Repeat each record exactly as written, and drop any images.

··· Data excerpts ···

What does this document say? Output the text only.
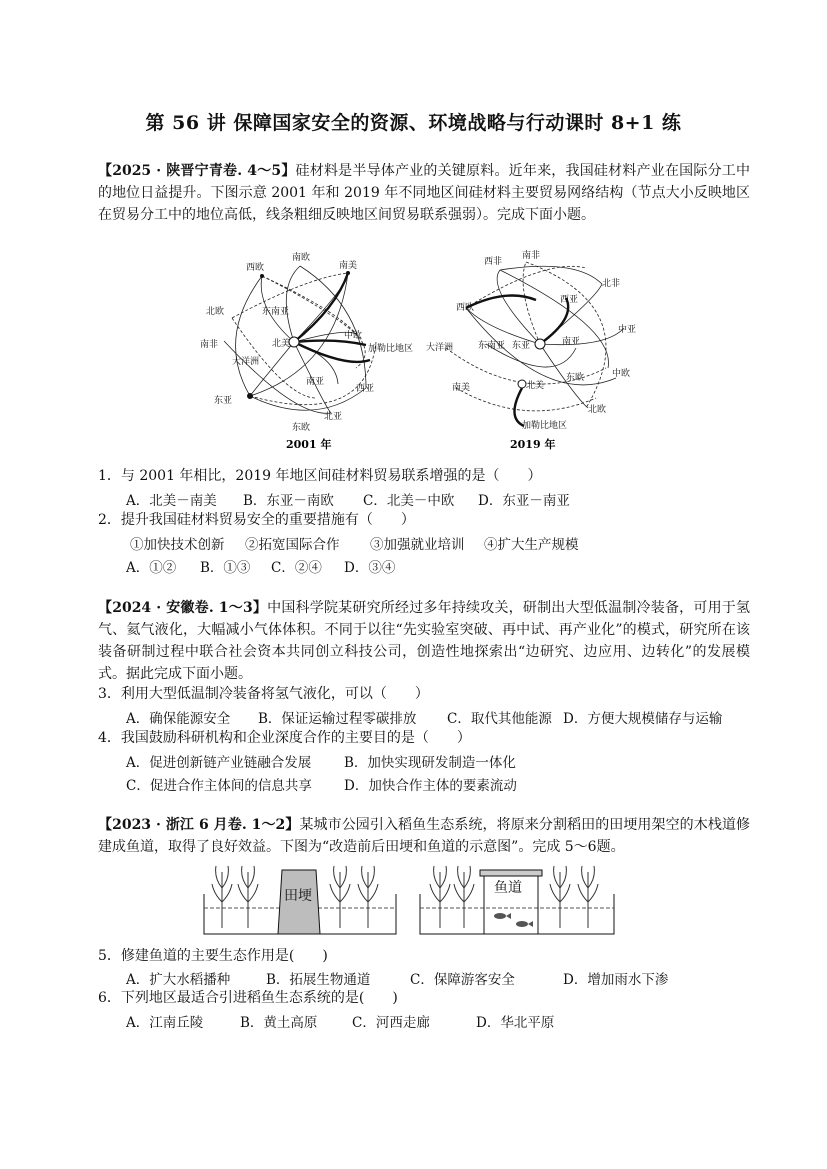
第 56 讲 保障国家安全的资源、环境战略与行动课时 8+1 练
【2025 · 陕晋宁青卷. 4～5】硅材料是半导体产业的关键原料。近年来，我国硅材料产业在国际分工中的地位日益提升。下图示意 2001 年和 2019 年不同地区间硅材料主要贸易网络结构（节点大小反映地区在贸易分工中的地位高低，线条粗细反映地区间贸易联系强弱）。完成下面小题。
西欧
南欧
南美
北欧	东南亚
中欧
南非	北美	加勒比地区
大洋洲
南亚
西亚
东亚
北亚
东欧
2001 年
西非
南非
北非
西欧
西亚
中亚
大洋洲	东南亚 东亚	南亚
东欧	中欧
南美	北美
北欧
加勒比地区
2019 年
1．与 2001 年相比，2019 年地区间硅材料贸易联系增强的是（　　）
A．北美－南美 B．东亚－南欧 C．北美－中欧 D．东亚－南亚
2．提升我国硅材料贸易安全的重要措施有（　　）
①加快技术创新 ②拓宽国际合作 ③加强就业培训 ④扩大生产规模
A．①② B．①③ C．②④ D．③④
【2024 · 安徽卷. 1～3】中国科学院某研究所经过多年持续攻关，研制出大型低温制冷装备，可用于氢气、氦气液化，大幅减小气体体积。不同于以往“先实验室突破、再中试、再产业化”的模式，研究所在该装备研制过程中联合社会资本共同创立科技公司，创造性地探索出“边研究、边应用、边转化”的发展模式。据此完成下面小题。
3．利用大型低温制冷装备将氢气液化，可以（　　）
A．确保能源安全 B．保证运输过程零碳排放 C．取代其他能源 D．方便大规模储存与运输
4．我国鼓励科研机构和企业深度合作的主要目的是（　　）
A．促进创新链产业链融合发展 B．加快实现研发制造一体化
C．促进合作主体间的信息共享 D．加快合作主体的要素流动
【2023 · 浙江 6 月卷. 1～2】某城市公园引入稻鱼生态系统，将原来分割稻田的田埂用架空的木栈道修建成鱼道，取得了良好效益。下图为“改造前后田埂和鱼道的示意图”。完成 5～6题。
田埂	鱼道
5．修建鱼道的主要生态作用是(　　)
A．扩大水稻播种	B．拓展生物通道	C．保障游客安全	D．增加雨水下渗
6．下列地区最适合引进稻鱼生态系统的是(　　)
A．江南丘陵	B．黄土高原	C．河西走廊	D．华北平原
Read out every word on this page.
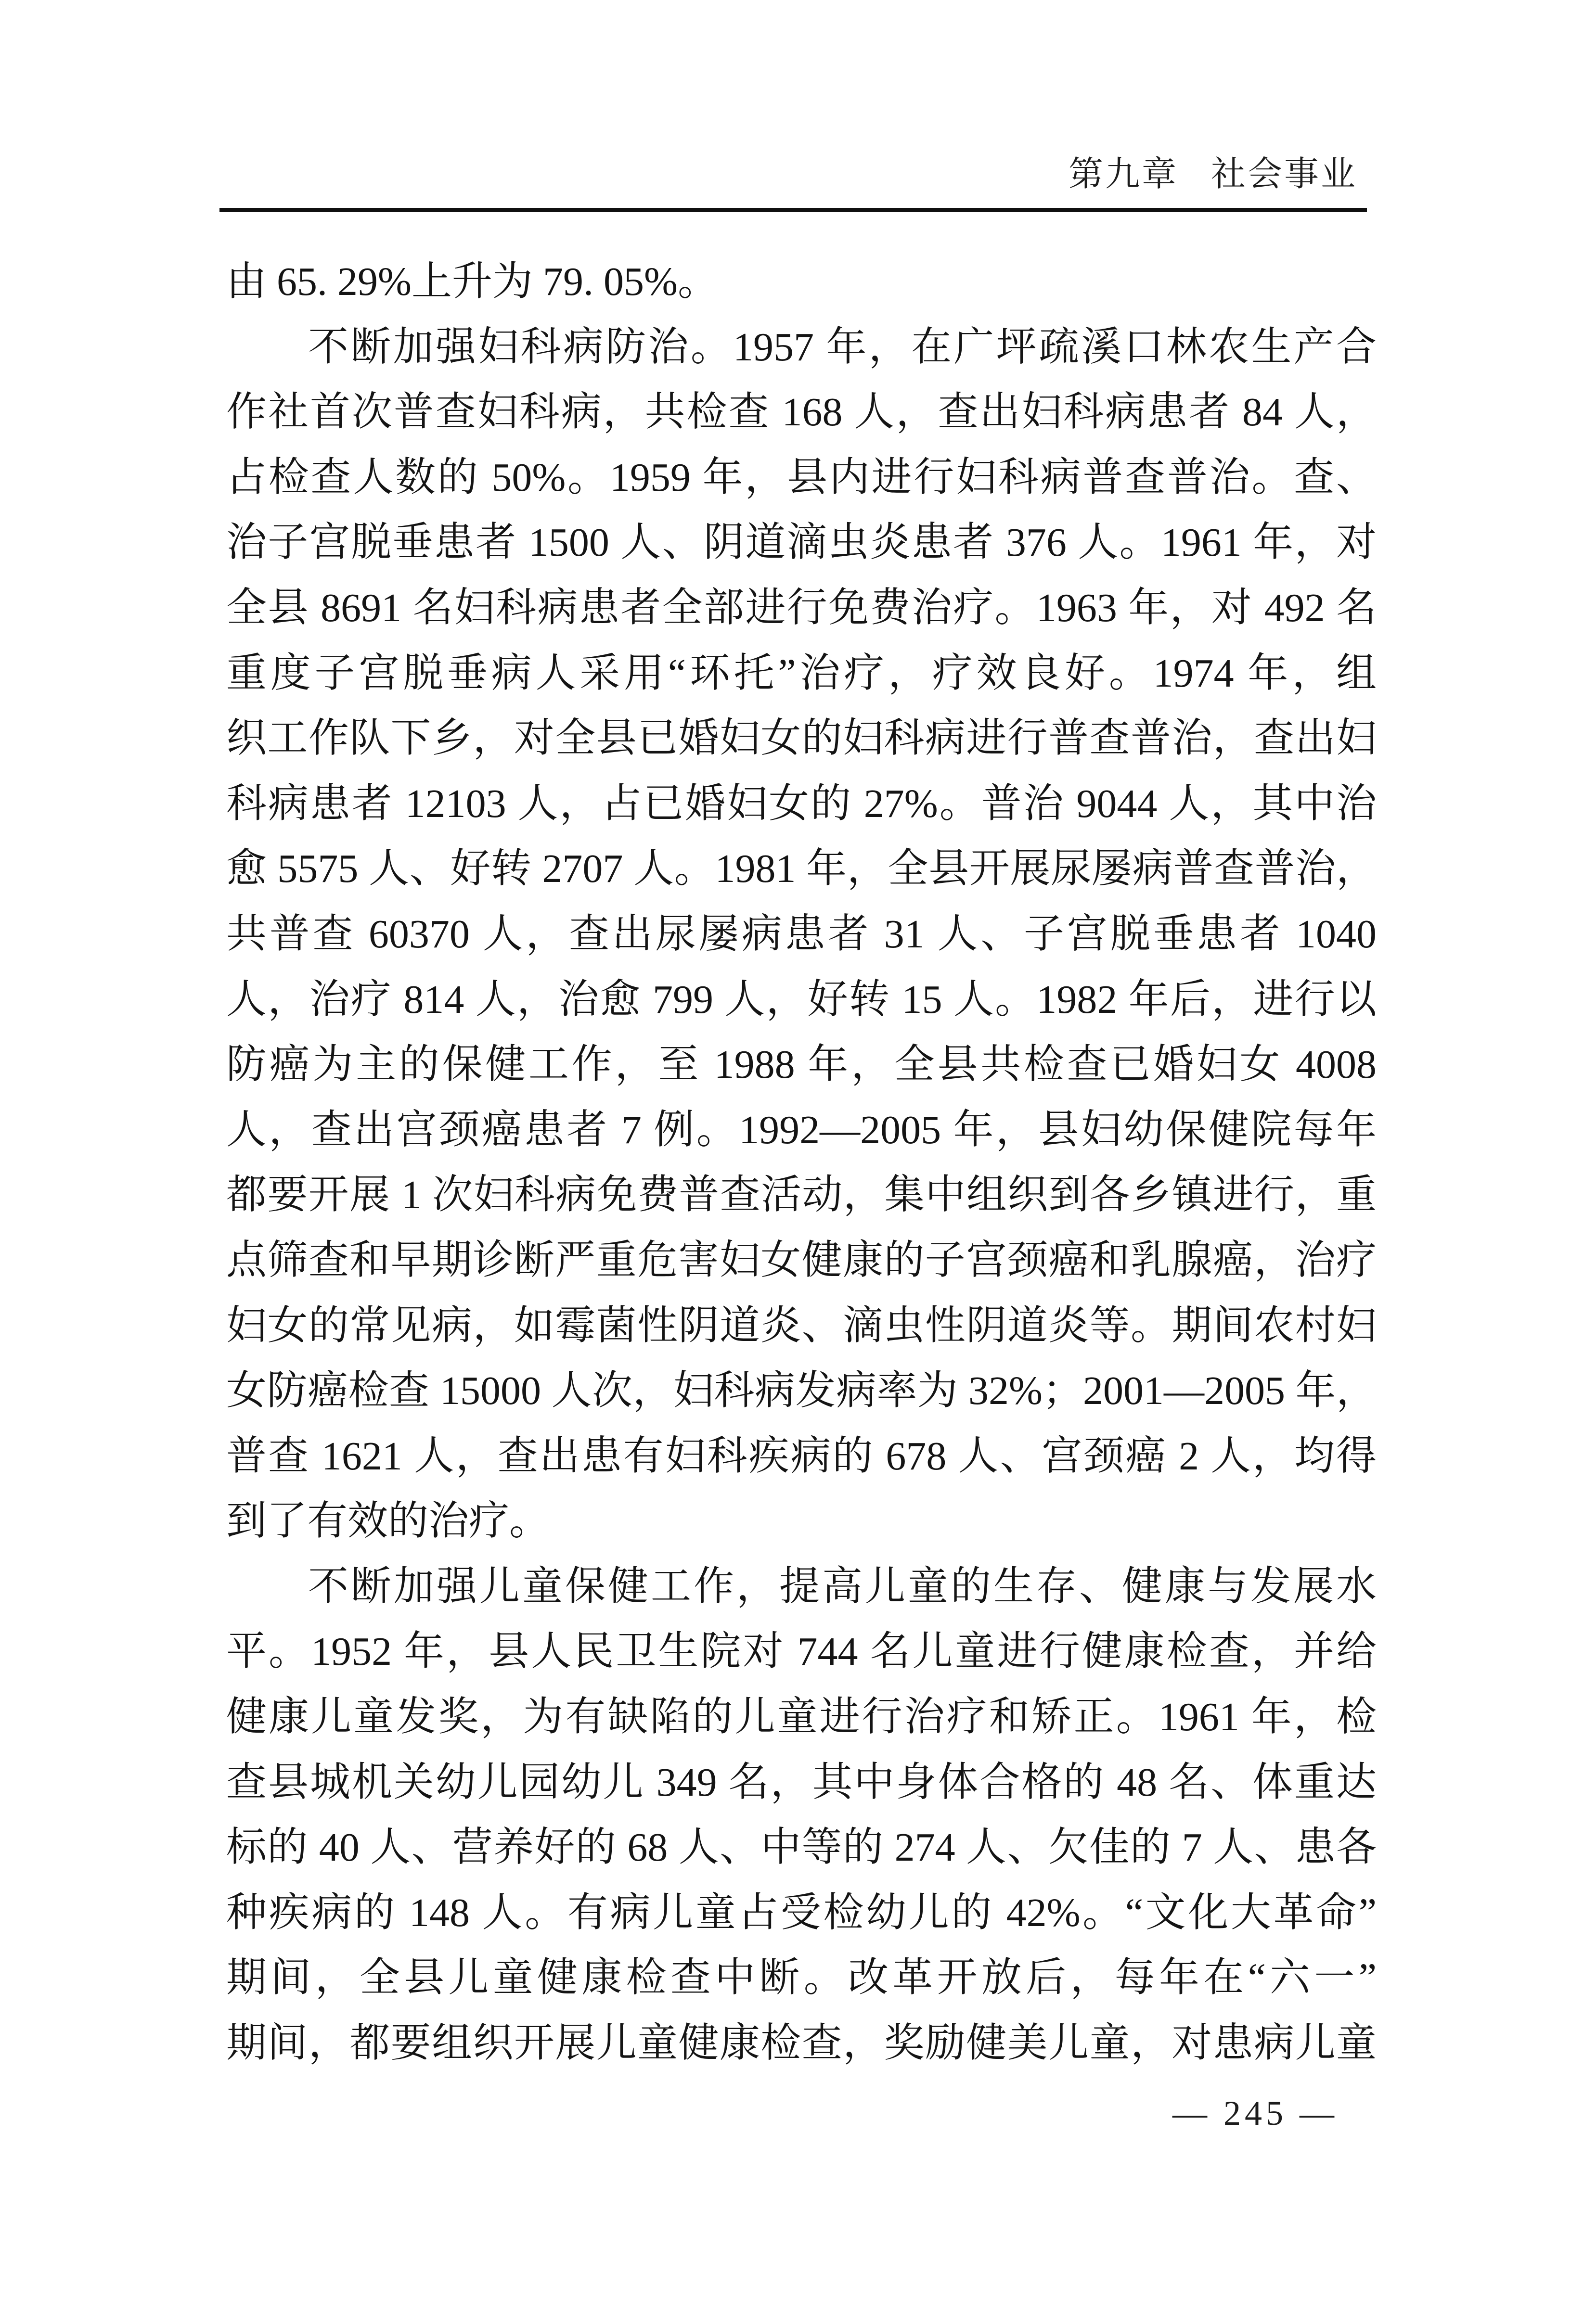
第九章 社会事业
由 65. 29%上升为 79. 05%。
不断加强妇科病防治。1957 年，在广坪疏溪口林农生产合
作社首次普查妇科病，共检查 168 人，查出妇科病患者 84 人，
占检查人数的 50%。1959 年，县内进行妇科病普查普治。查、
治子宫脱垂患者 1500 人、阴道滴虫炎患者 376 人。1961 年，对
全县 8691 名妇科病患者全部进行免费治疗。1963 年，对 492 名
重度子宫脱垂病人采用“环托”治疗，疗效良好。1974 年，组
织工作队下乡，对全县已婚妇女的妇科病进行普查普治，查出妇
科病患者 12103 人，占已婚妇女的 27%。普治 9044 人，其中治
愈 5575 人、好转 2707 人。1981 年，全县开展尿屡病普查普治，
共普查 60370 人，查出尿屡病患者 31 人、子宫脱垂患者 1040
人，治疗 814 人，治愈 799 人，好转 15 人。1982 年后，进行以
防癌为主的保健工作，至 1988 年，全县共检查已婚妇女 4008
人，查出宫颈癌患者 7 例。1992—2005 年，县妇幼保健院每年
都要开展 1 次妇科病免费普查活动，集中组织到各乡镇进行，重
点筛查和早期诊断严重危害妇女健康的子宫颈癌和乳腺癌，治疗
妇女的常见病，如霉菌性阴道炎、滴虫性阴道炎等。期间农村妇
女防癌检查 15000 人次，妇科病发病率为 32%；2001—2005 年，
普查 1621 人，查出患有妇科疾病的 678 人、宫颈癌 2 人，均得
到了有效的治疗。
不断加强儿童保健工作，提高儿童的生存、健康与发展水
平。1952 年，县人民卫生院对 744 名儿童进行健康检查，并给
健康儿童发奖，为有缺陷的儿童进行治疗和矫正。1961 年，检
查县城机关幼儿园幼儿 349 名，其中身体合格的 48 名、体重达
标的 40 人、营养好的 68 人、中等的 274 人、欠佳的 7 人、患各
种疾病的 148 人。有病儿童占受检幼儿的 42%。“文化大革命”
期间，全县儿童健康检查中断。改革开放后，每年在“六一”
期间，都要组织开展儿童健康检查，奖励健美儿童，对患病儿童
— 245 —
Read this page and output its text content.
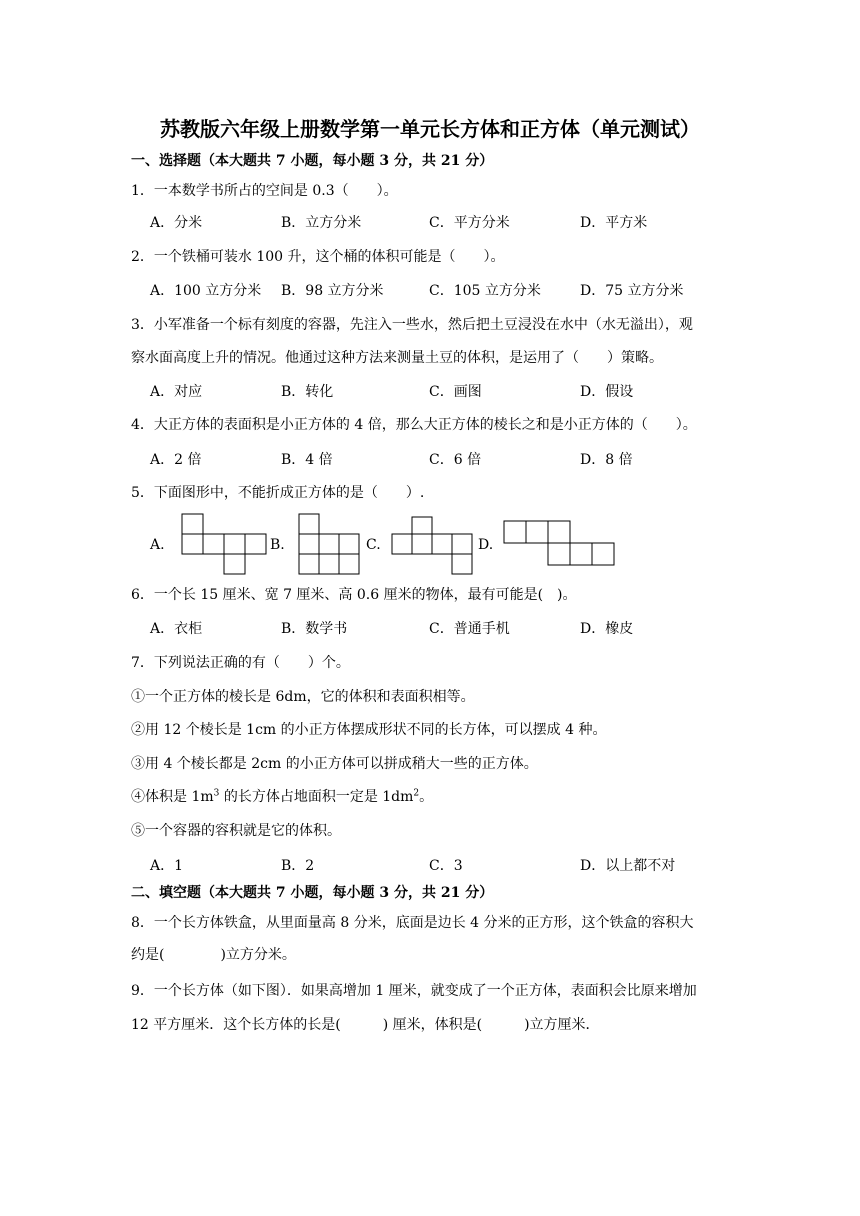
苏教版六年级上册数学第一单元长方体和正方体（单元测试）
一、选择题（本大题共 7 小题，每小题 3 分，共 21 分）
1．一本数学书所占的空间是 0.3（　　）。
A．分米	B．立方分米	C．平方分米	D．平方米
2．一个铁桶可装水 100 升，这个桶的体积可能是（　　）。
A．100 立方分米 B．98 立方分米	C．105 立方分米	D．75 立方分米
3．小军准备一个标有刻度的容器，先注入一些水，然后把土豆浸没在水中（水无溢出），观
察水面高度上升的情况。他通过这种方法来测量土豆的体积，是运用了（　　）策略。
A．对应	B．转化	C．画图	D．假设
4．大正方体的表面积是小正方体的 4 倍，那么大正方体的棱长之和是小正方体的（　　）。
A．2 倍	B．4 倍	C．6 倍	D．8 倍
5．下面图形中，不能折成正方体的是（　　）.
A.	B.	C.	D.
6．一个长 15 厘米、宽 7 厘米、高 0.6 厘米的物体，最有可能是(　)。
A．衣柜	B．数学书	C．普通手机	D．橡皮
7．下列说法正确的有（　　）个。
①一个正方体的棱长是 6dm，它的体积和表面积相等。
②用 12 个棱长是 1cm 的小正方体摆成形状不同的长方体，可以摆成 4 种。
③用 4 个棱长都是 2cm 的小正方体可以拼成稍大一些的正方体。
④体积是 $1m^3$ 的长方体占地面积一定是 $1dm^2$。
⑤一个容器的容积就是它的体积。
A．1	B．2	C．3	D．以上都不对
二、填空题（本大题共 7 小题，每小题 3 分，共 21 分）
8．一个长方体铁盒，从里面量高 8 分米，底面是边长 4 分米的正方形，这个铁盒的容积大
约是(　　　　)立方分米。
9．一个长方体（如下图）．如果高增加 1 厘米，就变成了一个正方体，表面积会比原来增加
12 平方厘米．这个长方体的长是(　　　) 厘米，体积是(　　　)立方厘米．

···

» **Written answer**:
What does this document say? Output the text only.
第 56 讲 保障国家安全的资源、环境战略与行动课时 8+1 练
【2025 · 陕晋宁青卷. 4～5】硅材料是半导体产业的关键原料。近年来，我国硅材料产业在国际分工中的地位日益提升。下图示意 2001 年和 2019 年不同地区间硅材料主要贸易网络结构（节点大小反映地区在贸易分工中的地位高低，线条粗细反映地区间贸易联系强弱）。完成下面小题。
西欧
南欧
南美
北欧	东南亚
中欧
南非	北美	加勒比地区
大洋洲
南亚
西亚
东亚
北亚
东欧
2001 年
西非
南非
北非
西欧
西亚
中亚
大洋洲	东南亚 东亚	南亚
东欧	中欧
南美	北美
北欧
加勒比地区
2019 年
1．与 2001 年相比，2019 年地区间硅材料贸易联系增强的是（　　）
A．北美－南美 B．东亚－南欧 C．北美－中欧 D．东亚－南亚
2．提升我国硅材料贸易安全的重要措施有（　　）
①加快技术创新 ②拓宽国际合作 ③加强就业培训 ④扩大生产规模
A．①② B．①③ C．②④ D．③④
【2024 · 安徽卷. 1～3】中国科学院某研究所经过多年持续攻关，研制出大型低温制冷装备，可用于氢气、氦气液化，大幅减小气体体积。不同于以往“先实验室突破、再中试、再产业化”的模式，研究所在该装备研制过程中联合社会资本共同创立科技公司，创造性地探索出“边研究、边应用、边转化”的发展模式。据此完成下面小题。
3．利用大型低温制冷装备将氢气液化，可以（　　）
A．确保能源安全 B．保证运输过程零碳排放 C．取代其他能源 D．方便大规模储存与运输
4．我国鼓励科研机构和企业深度合作的主要目的是（　　）
A．促进创新链产业链融合发展 B．加快实现研发制造一体化
C．促进合作主体间的信息共享 D．加快合作主体的要素流动
【2023 · 浙江 6 月卷. 1～2】某城市公园引入稻鱼生态系统，将原来分割稻田的田埂用架空的木栈道修建成鱼道，取得了良好效益。下图为“改造前后田埂和鱼道的示意图”。完成 5～6题。
田埂	鱼道
5．修建鱼道的主要生态作用是(　　)
A．扩大水稻播种	B．拓展生物通道	C．保障游客安全	D．增加雨水下渗
6．下列地区最适合引进稻鱼生态系统的是(　　)
A．江南丘陵	B．黄土高原	C．河西走廊	D．华北平原
Read out every word on this page.
第九章 社会事业
由 65. 29%上升为 79. 05%。
不断加强妇科病防治。1957 年，在广坪疏溪口林农生产合
作社首次普查妇科病，共检查 168 人，查出妇科病患者 84 人，
占检查人数的 50%。1959 年，县内进行妇科病普查普治。查、
治子宫脱垂患者 1500 人、阴道滴虫炎患者 376 人。1961 年，对
全县 8691 名妇科病患者全部进行免费治疗。1963 年，对 492 名
重度子宫脱垂病人采用“环托”治疗，疗效良好。1974 年，组
织工作队下乡，对全县已婚妇女的妇科病进行普查普治，查出妇
科病患者 12103 人，占已婚妇女的 27%。普治 9044 人，其中治
愈 5575 人、好转 2707 人。1981 年，全县开展尿屡病普查普治，
共普查 60370 人，查出尿屡病患者 31 人、子宫脱垂患者 1040
人，治疗 814 人，治愈 799 人，好转 15 人。1982 年后，进行以
防癌为主的保健工作，至 1988 年，全县共检查已婚妇女 4008
人，查出宫颈癌患者 7 例。1992—2005 年，县妇幼保健院每年
都要开展 1 次妇科病免费普查活动，集中组织到各乡镇进行，重
点筛查和早期诊断严重危害妇女健康的子宫颈癌和乳腺癌，治疗
妇女的常见病，如霉菌性阴道炎、滴虫性阴道炎等。期间农村妇
女防癌检查 15000 人次，妇科病发病率为 32%；2001—2005 年，
普查 1621 人，查出患有妇科疾病的 678 人、宫颈癌 2 人，均得
到了有效的治疗。
不断加强儿童保健工作，提高儿童的生存、健康与发展水
平。1952 年，县人民卫生院对 744 名儿童进行健康检查，并给
健康儿童发奖，为有缺陷的儿童进行治疗和矫正。1961 年，检
查县城机关幼儿园幼儿 349 名，其中身体合格的 48 名、体重达
标的 40 人、营养好的 68 人、中等的 274 人、欠佳的 7 人、患各
种疾病的 148 人。有病儿童占受检幼儿的 42%。“文化大革命”
期间，全县儿童健康检查中断。改革开放后，每年在“六一”
期间，都要组织开展儿童健康检查，奖励健美儿童，对患病儿童
— 245 —
Read this page and output its text content.
苏教版六年级上册数学第一单元长方体和正方体（单元测试）
一、选择题（本大题共 7 小题，每小题 3 分，共 21 分）
1．一本数学书所占的空间是 0.3（　　）。
A．分米	B．立方分米	C．平方分米	D．平方米
2．一个铁桶可装水 100 升，这个桶的体积可能是（　　）。
A．100 立方分米 B．98 立方分米	C．105 立方分米	D．75 立方分米
3．小军准备一个标有刻度的容器，先注入一些水，然后把土豆浸没在水中（水无溢出），观
察水面高度上升的情况。他通过这种方法来测量土豆的体积，是运用了（　　）策略。
A．对应	B．转化	C．画图	D．假设
4．大正方体的表面积是小正方体的 4 倍，那么大正方体的棱长之和是小正方体的（　　）。
A．2 倍	B．4 倍	C．6 倍	D．8 倍
5．下面图形中，不能折成正方体的是（　　）.
A.	B.	C.	D.
6．一个长 15 厘米、宽 7 厘米、高 0.6 厘米的物体，最有可能是(　)。
A．衣柜	B．数学书	C．普通手机	D．橡皮
7．下列说法正确的有（　　）个。
①一个正方体的棱长是 6dm，它的体积和表面积相等。
②用 12 个棱长是 1cm 的小正方体摆成形状不同的长方体，可以摆成 4 种。
③用 4 个棱长都是 2cm 的小正方体可以拼成稍大一些的正方体。
④体积是 $1m^3$ 的长方体占地面积一定是 $1dm^2$。
⑤一个容器的容积就是它的体积。
A．1	B．2	C．3	D．以上都不对
二、填空题（本大题共 7 小题，每小题 3 分，共 21 分）
8．一个长方体铁盒，从里面量高 8 分米，底面是边长 4 分米的正方形，这个铁盒的容积大
约是(　　　　)立方分米。
9．一个长方体（如下图）．如果高增加 1 厘米，就变成了一个正方体，表面积会比原来增加
12 平方厘米．这个长方体的长是(　　　) 厘米，体积是(　　　)立方厘米．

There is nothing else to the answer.